→ **Problem requirements**:
Please return the full listing below without altering anything.
** start **
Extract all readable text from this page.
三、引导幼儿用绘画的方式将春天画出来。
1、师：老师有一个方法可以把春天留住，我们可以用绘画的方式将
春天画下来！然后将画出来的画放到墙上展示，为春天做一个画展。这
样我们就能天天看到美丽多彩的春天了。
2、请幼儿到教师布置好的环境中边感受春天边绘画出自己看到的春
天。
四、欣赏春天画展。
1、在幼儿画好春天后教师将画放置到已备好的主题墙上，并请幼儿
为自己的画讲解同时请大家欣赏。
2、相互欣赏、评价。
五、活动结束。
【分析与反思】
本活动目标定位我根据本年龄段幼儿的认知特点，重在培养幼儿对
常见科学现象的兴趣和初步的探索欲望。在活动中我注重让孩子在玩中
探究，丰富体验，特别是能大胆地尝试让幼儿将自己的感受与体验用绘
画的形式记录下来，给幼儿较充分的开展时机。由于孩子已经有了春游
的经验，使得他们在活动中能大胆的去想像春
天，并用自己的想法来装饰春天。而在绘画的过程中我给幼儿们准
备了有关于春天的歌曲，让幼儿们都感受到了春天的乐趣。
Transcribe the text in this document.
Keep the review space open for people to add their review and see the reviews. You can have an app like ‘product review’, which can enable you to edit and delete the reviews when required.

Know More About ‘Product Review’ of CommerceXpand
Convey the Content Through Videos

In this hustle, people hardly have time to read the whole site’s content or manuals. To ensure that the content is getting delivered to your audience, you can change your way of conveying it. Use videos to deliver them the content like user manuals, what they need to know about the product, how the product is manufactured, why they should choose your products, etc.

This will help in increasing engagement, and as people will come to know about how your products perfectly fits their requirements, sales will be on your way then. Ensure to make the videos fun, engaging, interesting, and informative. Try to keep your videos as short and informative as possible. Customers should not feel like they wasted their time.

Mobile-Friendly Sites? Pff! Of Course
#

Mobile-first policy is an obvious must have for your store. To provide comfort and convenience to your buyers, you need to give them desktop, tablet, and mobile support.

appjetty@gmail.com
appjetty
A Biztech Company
** end **
→ **Full solution**:
Extract all readable text from this page.
三、引导幼儿用绘画的方式将春天画出来。
1、师：老师有一个方法可以把春天留住，我们可以用绘画的方式将
春天画下来！然后将画出来的画放到墙上展示，为春天做一个画展。这
样我们就能天天看到美丽多彩的春天了。
2、请幼儿到教师布置好的环境中边感受春天边绘画出自己看到的春
天。
四、欣赏春天画展。
1、在幼儿画好春天后教师将画放置到已备好的主题墙上，并请幼儿
为自己的画讲解同时请大家欣赏。
2、相互欣赏、评价。
五、活动结束。
【分析与反思】
本活动目标定位我根据本年龄段幼儿的认知特点，重在培养幼儿对
常见科学现象的兴趣和初步的探索欲望。在活动中我注重让孩子在玩中
探究，丰富体验，特别是能大胆地尝试让幼儿将自己的感受与体验用绘
画的形式记录下来，给幼儿较充分的开展时机。由于孩子已经有了春游
的经验，使得他们在活动中能大胆的去想像春
天，并用自己的想法来装饰春天。而在绘画的过程中我给幼儿们准
备了有关于春天的歌曲，让幼儿们都感受到了春天的乐趣。
Transcribe the text in this document.
Keep the review space open for people to add their review and see the reviews. You can have an app like ‘product review’, which can enable you to edit and delete the reviews when required.

Know More About ‘Product Review’ of CommerceXpand
Convey the Content Through Videos

In this hustle, people hardly have time to read the whole site’s content or manuals. To ensure that the content is getting delivered to your audience, you can change your way of conveying it. Use videos to deliver them the content like user manuals, what they need to know about the product, how the product is manufactured, why they should choose your products, etc.

This will help in increasing engagement, and as people will come to know about how your products perfectly fits their requirements, sales will be on your way then. Ensure to make the videos fun, engaging, interesting, and informative. Try to keep your videos as short and informative as possible. Customers should not feel like they wasted their time.

Mobile-Friendly Sites? Pff! Of Course
#

Mobile-first policy is an obvious must have for your store. To provide comfort and convenience to your buyers, you need to give them desktop, tablet, and mobile support.

appjetty@gmail.com
appjetty
A Biztech Company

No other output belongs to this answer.